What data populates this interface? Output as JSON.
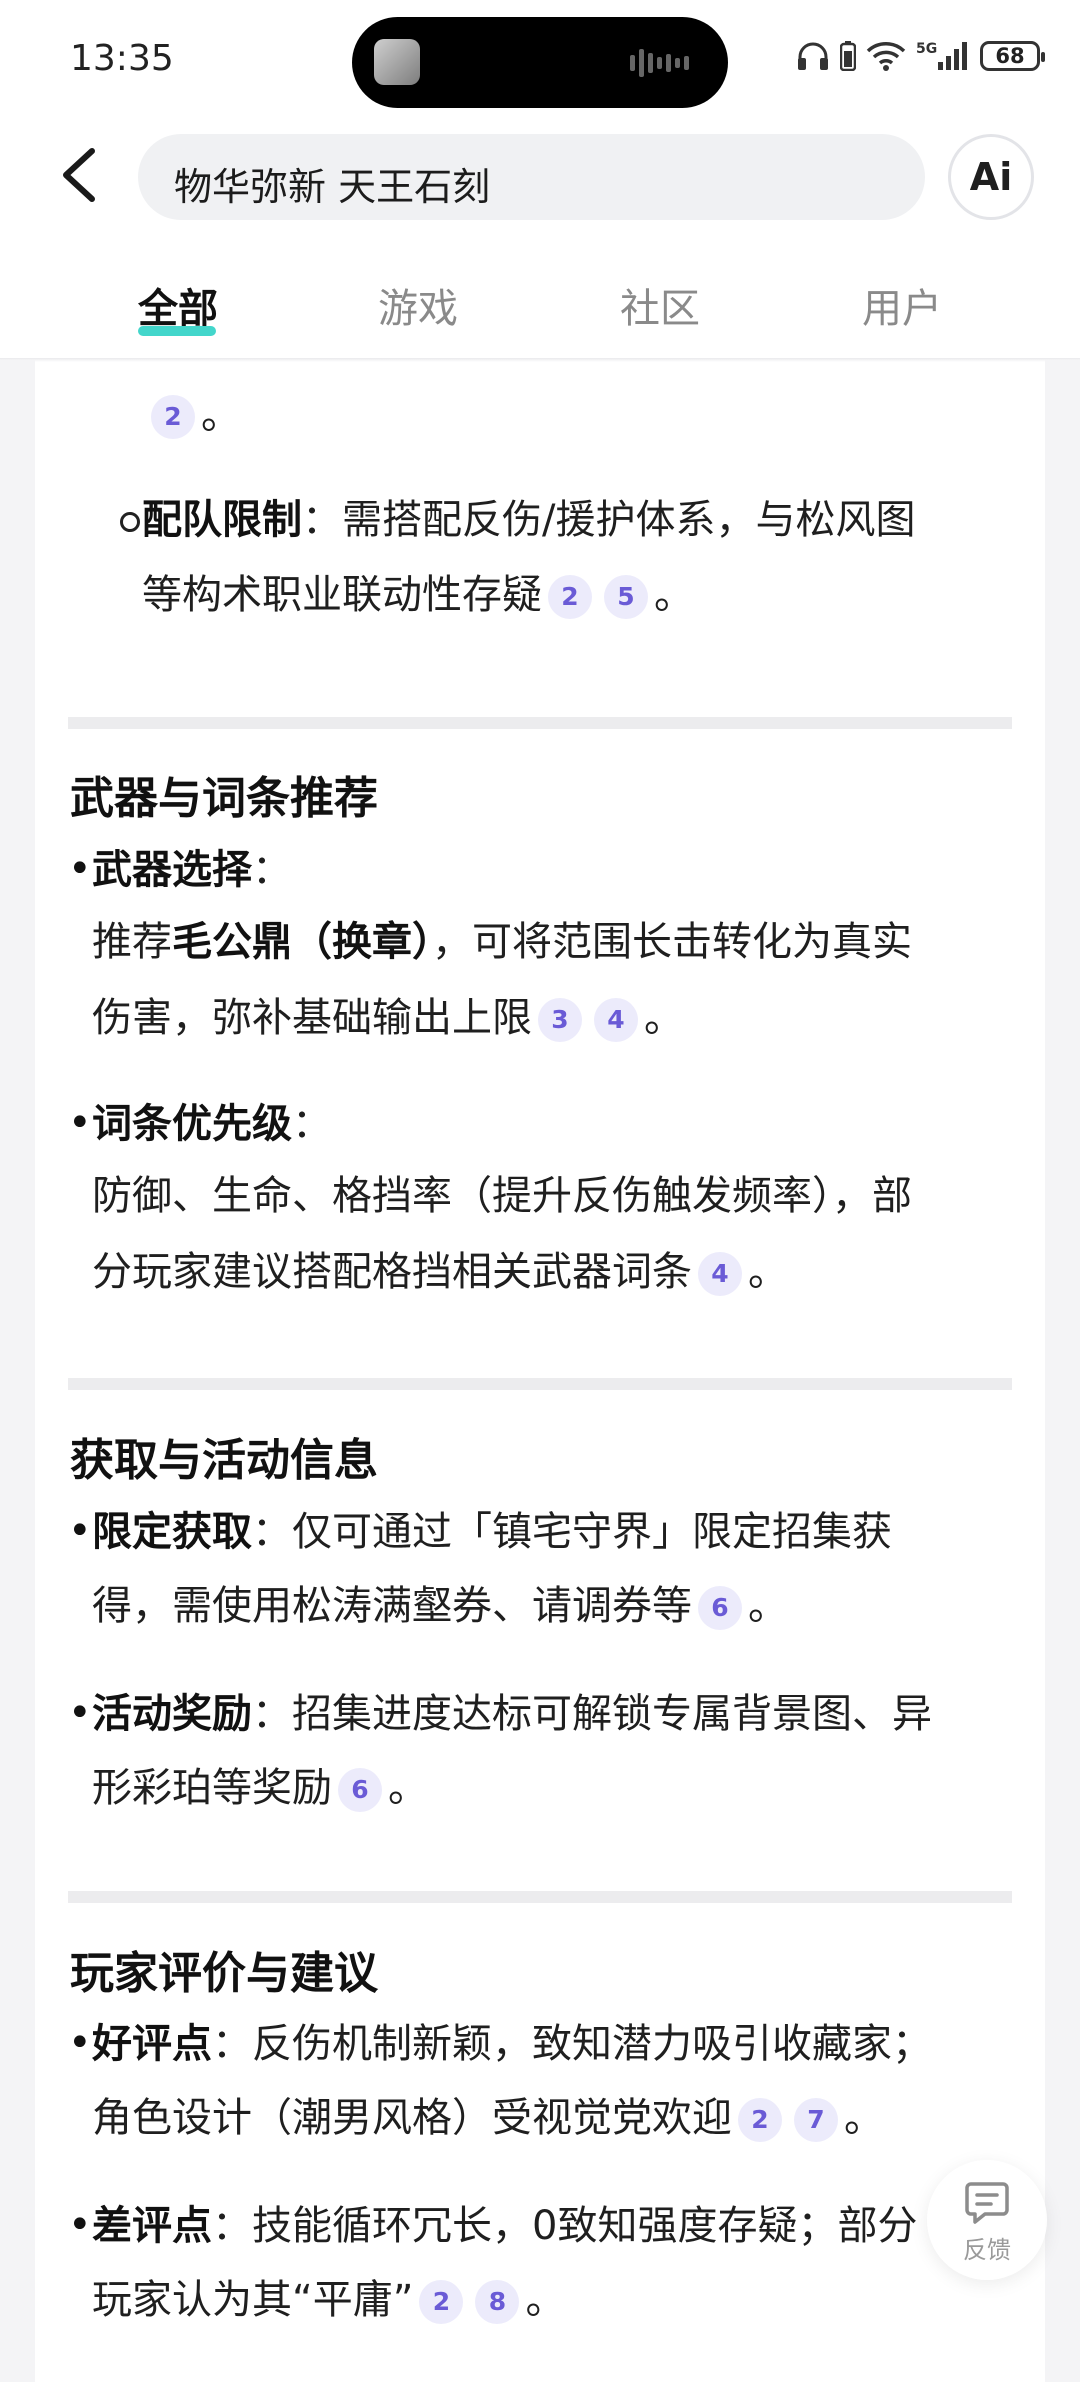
{
  "status_bar": {
    "time": "13:35",
    "battery": "68"
  },
  "search": {
    "query": "物华弥新 天王石刻",
    "ai_label": "Ai"
  },
  "tabs": [
    {
      "label": "全部"
    },
    {
      "label": "游戏"
    },
    {
      "label": "社区"
    },
    {
      "label": "用户"
    }
  ],
  "content": {
    "intro": {
      "cite": "2",
      "end": "。"
    },
    "team_limit": {
      "label": "配队限制",
      "text1": "：需搭配反伤/援护体系，与松风图",
      "text2": "等构术职业联动性存疑",
      "cites": [
        "2",
        "5"
      ],
      "end": "。"
    },
    "weapons": {
      "title": "武器与词条推荐",
      "choice_label": "武器选择",
      "choice_colon": "：",
      "choice_pre": "推荐",
      "choice_bold": "毛公鼎（换章）",
      "choice_post": "，可将范围长击转化为真实",
      "choice_line2": "伤害，弥补基础输出上限",
      "choice_cites": [
        "3",
        "4"
      ],
      "choice_end": "。",
      "stat_label": "词条优先级",
      "stat_colon": "：",
      "stat_line1": "防御、生命、格挡率（提升反伤触发频率），部",
      "stat_line2": "分玩家建议搭配格挡相关武器词条",
      "stat_cite": "4",
      "stat_end": "。"
    },
    "acquire": {
      "title": "获取与活动信息",
      "limit_label": "限定获取",
      "limit_text1": "：仅可通过「镇宅守界」限定招集获",
      "limit_text2": "得，需使用松涛满壑券、请调券等",
      "limit_cite": "6",
      "limit_end": "。",
      "reward_label": "活动奖励",
      "reward_text1": "：招集进度达标可解锁专属背景图、异",
      "reward_text2": "形彩珀等奖励",
      "reward_cite": "6",
      "reward_end": "。"
    },
    "reviews": {
      "title": "玩家评价与建议",
      "good_label": "好评点",
      "good_text1": "：反伤机制新颖，致知潜力吸引收藏家；",
      "good_text2": "角色设计（潮男风格）受视觉党欢迎",
      "good_cites": [
        "2",
        "7"
      ],
      "good_end": "。",
      "bad_label": "差评点",
      "bad_text1": "：技能循环冗长，0致知强度存疑；部分",
      "bad_text2": "玩家认为其“平庸”",
      "bad_cites": [
        "2",
        "8"
      ],
      "bad_end": "。"
    }
  },
  "feedback": {
    "label": "反馈"
  },
  "colors": {
    "accent_tab": "#2fd2c5",
    "cite_bg": "#ecebfb",
    "cite_text": "#6a5bd6"
  }
}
|---|
## [Your objective]
Repeat everything in the records precisely. Images are excluded from the copy.

## [Written answer]
What data populates this interface? Output as JSON.
{
  "status_bar": {
    "time": "13:35",
    "battery": "68"
  },
  "search": {
    "query": "物华弥新 天王石刻",
    "ai_label": "Ai"
  },
  "tabs": [
    {
      "label": "全部"
    },
    {
      "label": "游戏"
    },
    {
      "label": "社区"
    },
    {
      "label": "用户"
    }
  ],
  "content": {
    "intro": {
      "cite": "2",
      "end": "。"
    },
    "team_limit": {
      "label": "配队限制",
      "text1": "：需搭配反伤/援护体系，与松风图",
      "text2": "等构术职业联动性存疑",
      "cites": [
        "2",
        "5"
      ],
      "end": "。"
    },
    "weapons": {
      "title": "武器与词条推荐",
      "choice_label": "武器选择",
      "choice_colon": "：",
      "choice_pre": "推荐",
      "choice_bold": "毛公鼎（换章）",
      "choice_post": "，可将范围长击转化为真实",
      "choice_line2": "伤害，弥补基础输出上限",
      "choice_cites": [
        "3",
        "4"
      ],
      "choice_end": "。",
      "stat_label": "词条优先级",
      "stat_colon": "：",
      "stat_line1": "防御、生命、格挡率（提升反伤触发频率），部",
      "stat_line2": "分玩家建议搭配格挡相关武器词条",
      "stat_cite": "4",
      "stat_end": "。"
    },
    "acquire": {
      "title": "获取与活动信息",
      "limit_label": "限定获取",
      "limit_text1": "：仅可通过「镇宅守界」限定招集获",
      "limit_text2": "得，需使用松涛满壑券、请调券等",
      "limit_cite": "6",
      "limit_end": "。",
      "reward_label": "活动奖励",
      "reward_text1": "：招集进度达标可解锁专属背景图、异",
      "reward_text2": "形彩珀等奖励",
      "reward_cite": "6",
      "reward_end": "。"
    },
    "reviews": {
      "title": "玩家评价与建议",
      "good_label": "好评点",
      "good_text1": "：反伤机制新颖，致知潜力吸引收藏家；",
      "good_text2": "角色设计（潮男风格）受视觉党欢迎",
      "good_cites": [
        "2",
        "7"
      ],
      "good_end": "。",
      "bad_label": "差评点",
      "bad_text1": "：技能循环冗长，0致知强度存疑；部分",
      "bad_text2": "玩家认为其“平庸”",
      "bad_cites": [
        "2",
        "8"
      ],
      "bad_end": "。"
    }
  },
  "feedback": {
    "label": "反馈"
  },
  "colors": {
    "accent_tab": "#2fd2c5",
    "cite_bg": "#ecebfb",
    "cite_text": "#6a5bd6"
  }
}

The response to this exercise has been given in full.